- _What is needed_
Please copy out all lines of the entries that contain the word "reser".

[Document page transcript entries]
++++++

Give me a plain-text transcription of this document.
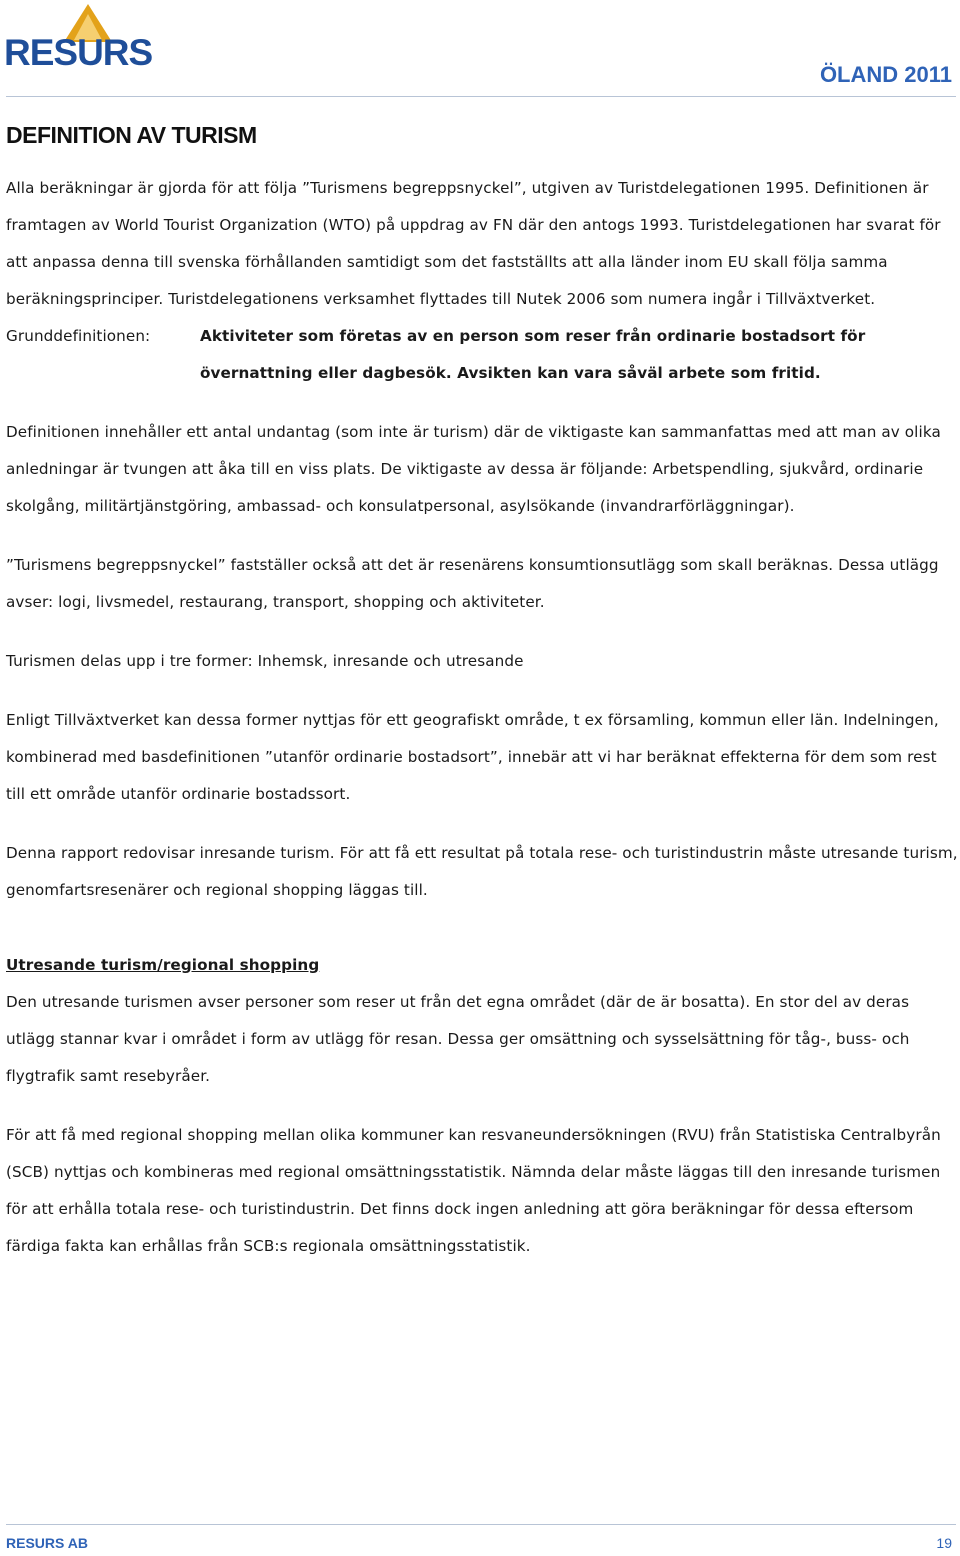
RESURS
ÖLAND 2011
DEFINITION AV TURISM

Alla beräkningar är gjorda för att följa ”Turismens begreppsnyckel”, utgiven av Turistdelegationen 1995. Definitionen är framtagen av World Tourist Organization (WTO) på uppdrag av FN där den antogs 1993. Turistdelegationen har svarat för att anpassa denna till svenska förhållanden samtidigt som det fastställts att alla länder inom EU skall följa samma beräkningsprinciper. Turistdelegationens verksamhet flyttades till Nutek 2006 som numera ingår i Tillväxtverket.

Grunddefinitionen:	Aktiviteter som företas av en person som reser från ordinarie bostadsort för övernattning eller dagbesök. Avsikten kan vara såväl arbete som fritid.

Definitionen innehåller ett antal undantag (som inte är turism) där de viktigaste kan sammanfattas med att man av olika anledningar är tvungen att åka till en viss plats. De viktigaste av dessa är följande: Arbetspendling, sjukvård, ordinarie skolgång, militärtjänstgöring, ambassad- och konsulatpersonal, asylsökande (invandrarförläggningar).

”Turismens begreppsnyckel” fastställer också att det är resenärens konsumtionsutlägg som skall beräknas. Dessa utlägg avser: logi, livsmedel, restaurang, transport, shopping och aktiviteter.

Turismen delas upp i tre former: Inhemsk, inresande och utresande

Enligt Tillväxtverket kan dessa former nyttjas för ett geografiskt område, t ex församling, kommun eller län. Indelningen, kombinerad med basdefinitionen ”utanför ordinarie bostadsort”, innebär att vi har beräknat effekterna för dem som rest till ett område utanför ordinarie bostadssort.

Denna rapport redovisar inresande turism. För att få ett resultat på totala rese- och turistindustrin måste utresande turism, genomfartsresenärer och regional shopping läggas till.

Utresande turism/regional shopping

Den utresande turismen avser personer som reser ut från det egna området (där de är bosatta). En stor del av deras utlägg stannar kvar i området i form av utlägg för resan. Dessa ger omsättning och sysselsättning för tåg-, buss- och flygtrafik samt resebyråer.

För att få med regional shopping mellan olika kommuner kan resvaneundersökningen (RVU) från Statistiska Centralbyrån (SCB) nyttjas och kombineras med regional omsättningsstatistik. Nämnda delar måste läggas till den inresande turismen för att erhålla totala rese- och turistindustrin. Det finns dock ingen anledning att göra beräkningar för dessa eftersom färdiga fakta kan erhållas från SCB:s regionala omsättningsstatistik.

RESURS AB	19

++++++

- _Task answer_
Grunddefinitionen:	Aktiviteter som företas av en person som reser från ordinarie bostadsort för övernattning eller dagbesök. Avsikten kan vara såväl arbete som fritid.
Den utresande turismen avser personer som reser ut från det egna området (där de är bosatta). En stor del av deras utlägg stannar kvar i området i form av utlägg för resan. Dessa ger omsättning och sysselsättning för tåg-, buss- och flygtrafik samt resebyråer.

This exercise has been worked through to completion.